▶ WHAT YOU SHOULD DO
Take every line from the listing below that contains "balance".

▶ RECORDS FOR THIS TASK

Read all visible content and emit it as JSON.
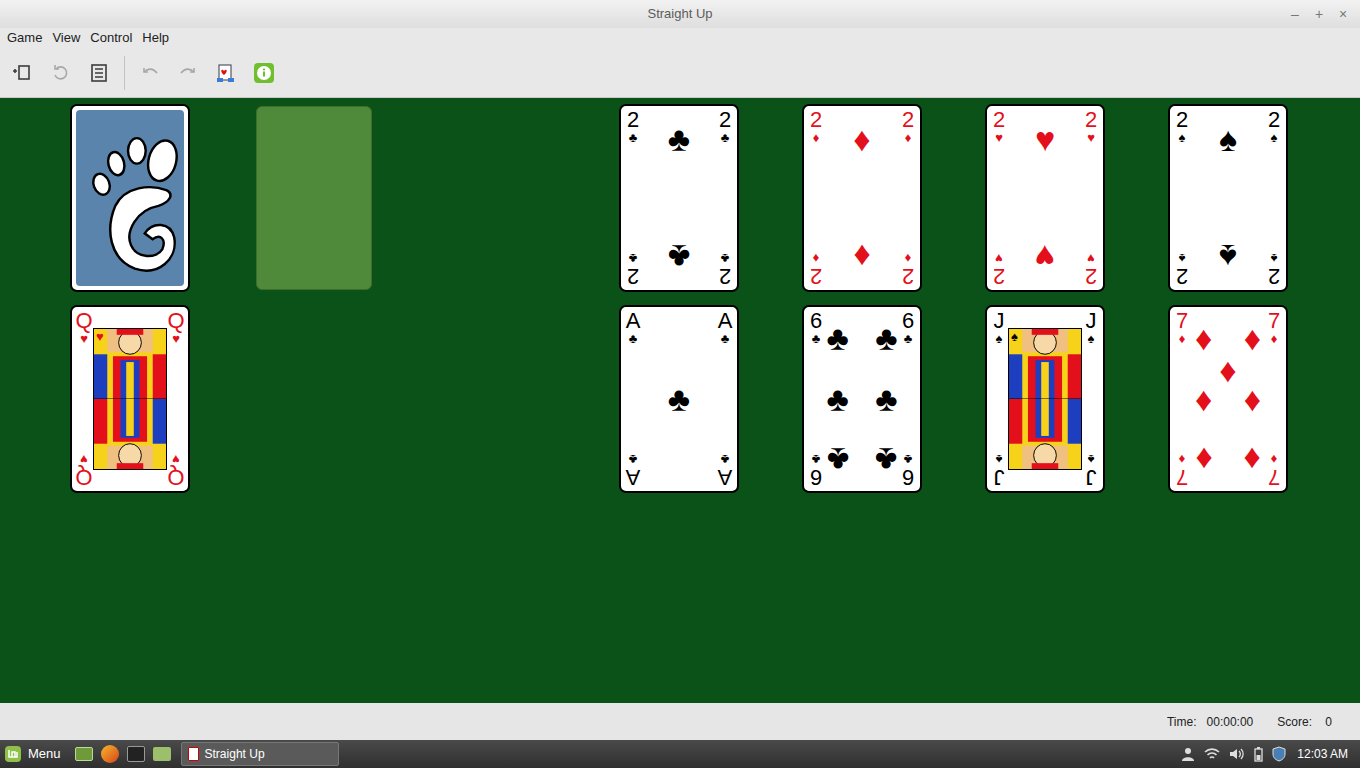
{
  "window": {
    "title": "Straight Up",
    "controls": [
      "–",
      "+",
      "×"
    ]
  },
  "menu": [
    "Game",
    "View",
    "Control",
    "Help"
  ],
  "toolbar": [
    {
      "kind": "new-game",
      "disabled": false
    },
    {
      "kind": "restart",
      "disabled": true
    },
    {
      "kind": "select-game",
      "disabled": false
    },
    {
      "kind": "undo",
      "disabled": true
    },
    {
      "kind": "redo",
      "disabled": true
    },
    {
      "kind": "deal",
      "disabled": false
    },
    {
      "kind": "hint",
      "disabled": false
    }
  ],
  "stock": {
    "empty": false
  },
  "waste": {
    "empty": true
  },
  "foundations": [
    {
      "rank": "2",
      "suit": "♣",
      "kind": "pips",
      "color": "#000000"
    },
    {
      "rank": "2",
      "suit": "♦",
      "kind": "pips",
      "color": "#e3101c"
    },
    {
      "rank": "2",
      "suit": "♥",
      "kind": "pips",
      "color": "#e3101c"
    },
    {
      "rank": "2",
      "suit": "♠",
      "kind": "pips",
      "color": "#000000"
    }
  ],
  "reserve": {
    "rank": "Q",
    "suit": "♥",
    "kind": "face",
    "color": "#e3101c"
  },
  "tableau": [
    {
      "rank": "A",
      "suit": "♣",
      "kind": "pips",
      "color": "#000000"
    },
    {
      "rank": "6",
      "suit": "♣",
      "kind": "pips",
      "color": "#000000"
    },
    {
      "rank": "J",
      "suit": "♠",
      "kind": "face",
      "color": "#000000"
    },
    {
      "rank": "7",
      "suit": "♦",
      "kind": "pips",
      "color": "#e3101c"
    }
  ],
  "status_bar": {
    "time_label": "Time:",
    "time": "00:00:00",
    "score_label": "Score:",
    "score": "0"
  },
  "taskbar": {
    "menu": "Menu",
    "windows": [
      {
        "title": "Straight Up",
        "selected": true
      }
    ],
    "clock": "12:03 AM"
  }
}
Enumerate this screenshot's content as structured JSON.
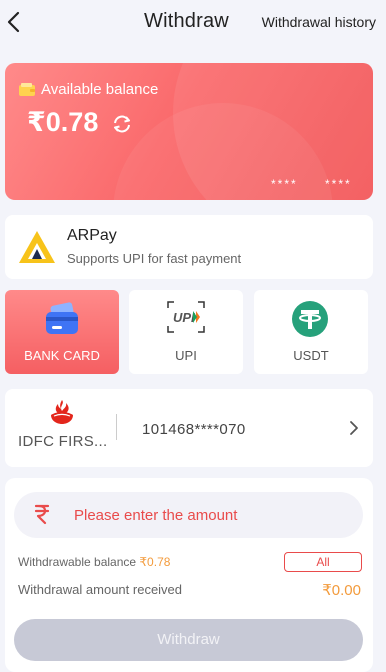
{
  "header": {
    "title": "Withdraw",
    "history_label": "Withdrawal history"
  },
  "balance": {
    "label": "Available balance",
    "amount": "₹0.78",
    "masked_1": "****",
    "masked_2": "****"
  },
  "provider": {
    "name": "ARPay",
    "subtitle": "Supports UPI for fast payment"
  },
  "methods": [
    {
      "label": "BANK CARD",
      "active": true
    },
    {
      "label": "UPI",
      "active": false
    },
    {
      "label": "USDT",
      "active": false
    }
  ],
  "bank_account": {
    "bank_name": "IDFC FIRS...",
    "account_number": "101468****070"
  },
  "amount_form": {
    "placeholder": "Please enter the amount",
    "withdrawable_label": "Withdrawable balance",
    "withdrawable_value": "₹0.78",
    "all_label": "All",
    "received_label": "Withdrawal amount received",
    "received_value": "₹0.00",
    "submit_label": "Withdraw"
  },
  "colors": {
    "accent": "#f25456",
    "amount_orange": "#f39b3c",
    "disabled_button": "#c7c9d6"
  }
}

▶ RESPONSE TO THE EXERCISE
  "balance": {
    "label": "Available balance",
    "withdrawable_label": "Withdrawable balance",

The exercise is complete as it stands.